WHAT YOU NEED TO DO:
Your task is to copy the listing exactly, with the pictures left out.
** start of SOURCE MATERIAL **
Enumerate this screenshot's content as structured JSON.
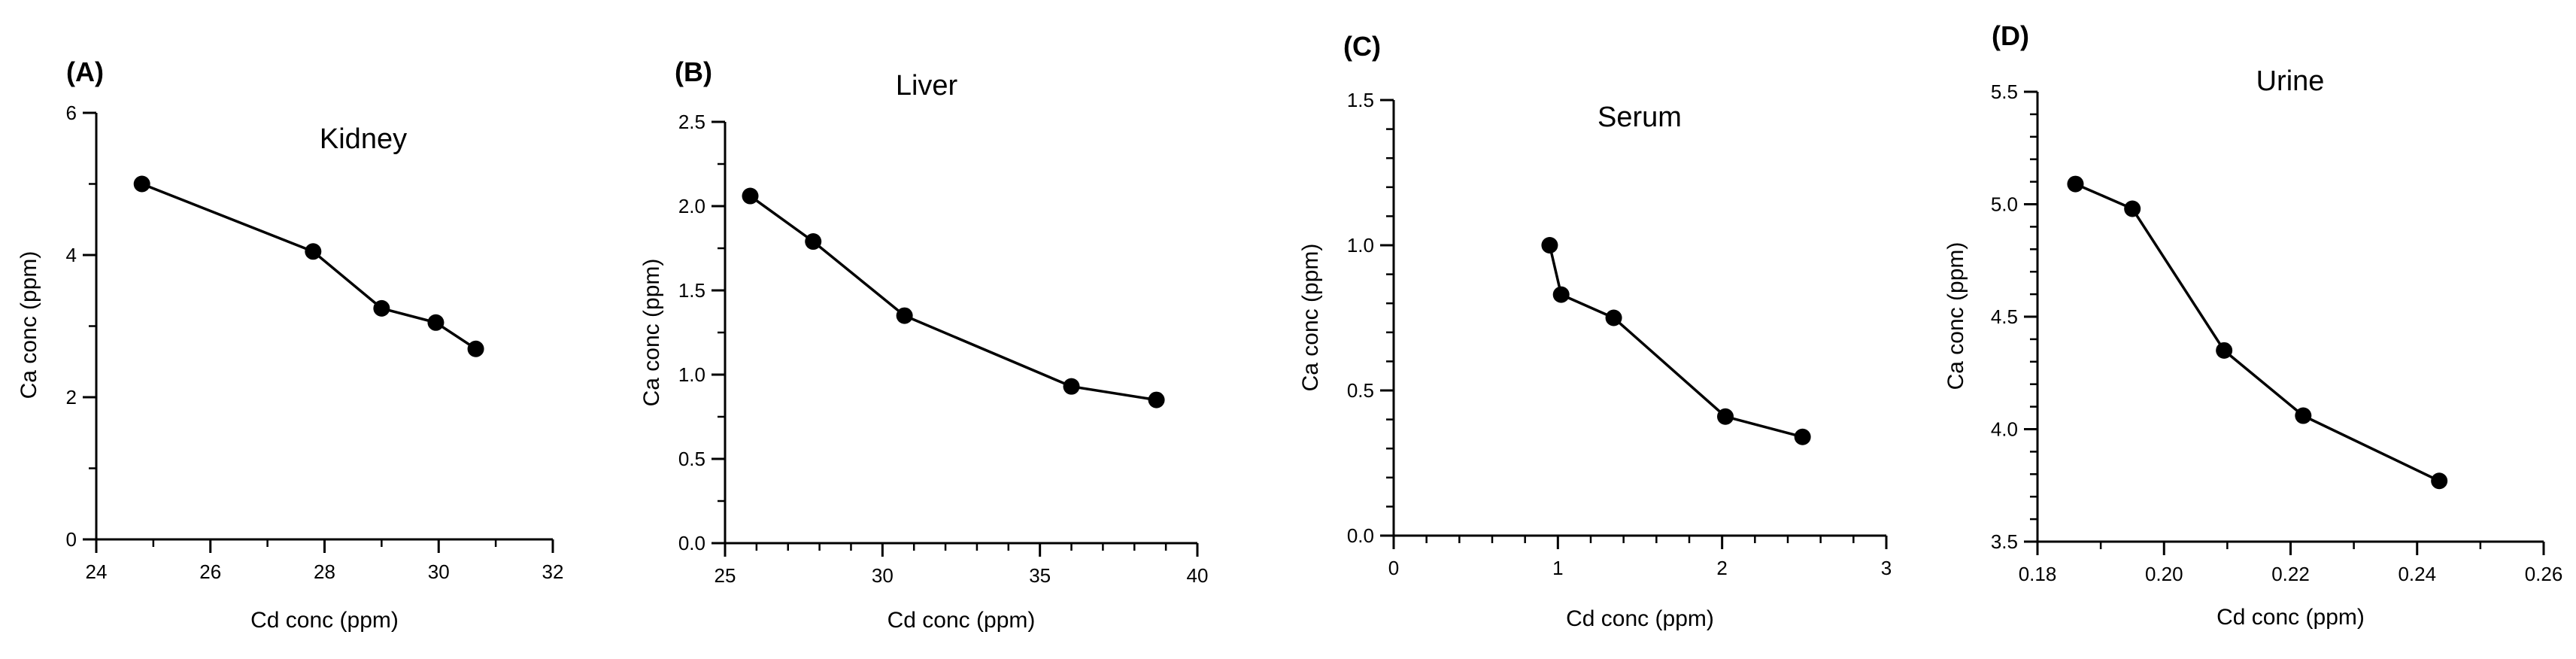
{
  "chart_data": [
    {
      "type": "line",
      "panel": "(A)",
      "title": "Kidney",
      "xlabel": "Cd conc (ppm)",
      "ylabel": "Ca conc (ppm)",
      "xlim": [
        24,
        32
      ],
      "ylim": [
        0,
        6
      ],
      "x_major_ticks": [
        24,
        26,
        28,
        30,
        32
      ],
      "x_minor_step": 1,
      "y_major_ticks": [
        0,
        2,
        4,
        6
      ],
      "y_minor_step": 1,
      "x_tick_decimals": 0,
      "y_tick_decimals": 0,
      "points": [
        {
          "x": 24.8,
          "y": 5.0
        },
        {
          "x": 27.8,
          "y": 4.05
        },
        {
          "x": 29.0,
          "y": 3.25
        },
        {
          "x": 29.95,
          "y": 3.05
        },
        {
          "x": 30.65,
          "y": 2.68
        }
      ]
    },
    {
      "type": "line",
      "panel": "(B)",
      "title": "Liver",
      "xlabel": "Cd conc (ppm)",
      "ylabel": "Ca conc (ppm)",
      "xlim": [
        25,
        40
      ],
      "ylim": [
        0,
        2.5
      ],
      "x_major_ticks": [
        25,
        30,
        35,
        40
      ],
      "x_minor_step": 1,
      "y_major_ticks": [
        0,
        0.5,
        1.0,
        1.5,
        2.0,
        2.5
      ],
      "y_minor_step": 0.25,
      "x_tick_decimals": 0,
      "y_tick_decimals": 1,
      "points": [
        {
          "x": 25.8,
          "y": 2.06
        },
        {
          "x": 27.8,
          "y": 1.79
        },
        {
          "x": 30.7,
          "y": 1.35
        },
        {
          "x": 36.0,
          "y": 0.93
        },
        {
          "x": 38.7,
          "y": 0.85
        }
      ]
    },
    {
      "type": "line",
      "panel": "(C)",
      "title": "Serum",
      "xlabel": "Cd conc (ppm)",
      "ylabel": "Ca conc (ppm)",
      "xlim": [
        0,
        3
      ],
      "ylim": [
        0,
        1.5
      ],
      "x_major_ticks": [
        0,
        1,
        2,
        3
      ],
      "x_minor_step": 0.2,
      "y_major_ticks": [
        0,
        0.5,
        1.0,
        1.5
      ],
      "y_minor_step": 0.1,
      "x_tick_decimals": 0,
      "y_tick_decimals": 1,
      "points": [
        {
          "x": 0.95,
          "y": 1.0
        },
        {
          "x": 1.02,
          "y": 0.83
        },
        {
          "x": 1.34,
          "y": 0.75
        },
        {
          "x": 2.02,
          "y": 0.41
        },
        {
          "x": 2.49,
          "y": 0.34
        }
      ]
    },
    {
      "type": "line",
      "panel": "(D)",
      "title": "Urine",
      "xlabel": "Cd conc (ppm)",
      "ylabel": "Ca conc (ppm)",
      "xlim": [
        0.18,
        0.26
      ],
      "ylim": [
        3.5,
        5.5
      ],
      "x_major_ticks": [
        0.18,
        0.2,
        0.22,
        0.24,
        0.26
      ],
      "x_minor_step": 0.01,
      "y_major_ticks": [
        3.5,
        4.0,
        4.5,
        5.0,
        5.5
      ],
      "y_minor_step": 0.1,
      "x_tick_decimals": 2,
      "y_tick_decimals": 1,
      "points": [
        {
          "x": 0.186,
          "y": 5.09
        },
        {
          "x": 0.195,
          "y": 4.98
        },
        {
          "x": 0.2095,
          "y": 4.35
        },
        {
          "x": 0.222,
          "y": 4.06
        },
        {
          "x": 0.2435,
          "y": 3.77
        }
      ]
    }
  ]
}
** end of SOURCE MATERIAL **
ANSWER TO THE TASK:
Enumerate this screenshot's content as structured JSON.
{
  "chart_data": [
    {
      "type": "line",
      "panel": "(A)",
      "title": "Kidney",
      "xlabel": "Cd conc (ppm)",
      "ylabel": "Ca conc (ppm)",
      "xlim": [
        24,
        32
      ],
      "ylim": [
        0,
        6
      ],
      "x_major_ticks": [
        24,
        26,
        28,
        30,
        32
      ],
      "x_minor_step": 1,
      "y_major_ticks": [
        0,
        2,
        4,
        6
      ],
      "y_minor_step": 1,
      "x_tick_decimals": 0,
      "y_tick_decimals": 0,
      "points": [
        {
          "x": 24.8,
          "y": 5.0
        },
        {
          "x": 27.8,
          "y": 4.05
        },
        {
          "x": 29.0,
          "y": 3.25
        },
        {
          "x": 29.95,
          "y": 3.05
        },
        {
          "x": 30.65,
          "y": 2.68
        }
      ]
    },
    {
      "type": "line",
      "panel": "(B)",
      "title": "Liver",
      "xlabel": "Cd conc (ppm)",
      "ylabel": "Ca conc (ppm)",
      "xlim": [
        25,
        40
      ],
      "ylim": [
        0,
        2.5
      ],
      "x_major_ticks": [
        25,
        30,
        35,
        40
      ],
      "x_minor_step": 1,
      "y_major_ticks": [
        0,
        0.5,
        1.0,
        1.5,
        2.0,
        2.5
      ],
      "y_minor_step": 0.25,
      "x_tick_decimals": 0,
      "y_tick_decimals": 1,
      "points": [
        {
          "x": 25.8,
          "y": 2.06
        },
        {
          "x": 27.8,
          "y": 1.79
        },
        {
          "x": 30.7,
          "y": 1.35
        },
        {
          "x": 36.0,
          "y": 0.93
        },
        {
          "x": 38.7,
          "y": 0.85
        }
      ]
    },
    {
      "type": "line",
      "panel": "(C)",
      "title": "Serum",
      "xlabel": "Cd conc (ppm)",
      "ylabel": "Ca conc (ppm)",
      "xlim": [
        0,
        3
      ],
      "ylim": [
        0,
        1.5
      ],
      "x_major_ticks": [
        0,
        1,
        2,
        3
      ],
      "x_minor_step": 0.2,
      "y_major_ticks": [
        0,
        0.5,
        1.0,
        1.5
      ],
      "y_minor_step": 0.1,
      "x_tick_decimals": 0,
      "y_tick_decimals": 1,
      "points": [
        {
          "x": 0.95,
          "y": 1.0
        },
        {
          "x": 1.02,
          "y": 0.83
        },
        {
          "x": 1.34,
          "y": 0.75
        },
        {
          "x": 2.02,
          "y": 0.41
        },
        {
          "x": 2.49,
          "y": 0.34
        }
      ]
    },
    {
      "type": "line",
      "panel": "(D)",
      "title": "Urine",
      "xlabel": "Cd conc (ppm)",
      "ylabel": "Ca conc (ppm)",
      "xlim": [
        0.18,
        0.26
      ],
      "ylim": [
        3.5,
        5.5
      ],
      "x_major_ticks": [
        0.18,
        0.2,
        0.22,
        0.24,
        0.26
      ],
      "x_minor_step": 0.01,
      "y_major_ticks": [
        3.5,
        4.0,
        4.5,
        5.0,
        5.5
      ],
      "y_minor_step": 0.1,
      "x_tick_decimals": 2,
      "y_tick_decimals": 1,
      "points": [
        {
          "x": 0.186,
          "y": 5.09
        },
        {
          "x": 0.195,
          "y": 4.98
        },
        {
          "x": 0.2095,
          "y": 4.35
        },
        {
          "x": 0.222,
          "y": 4.06
        },
        {
          "x": 0.2435,
          "y": 3.77
        }
      ]
    }
  ]
}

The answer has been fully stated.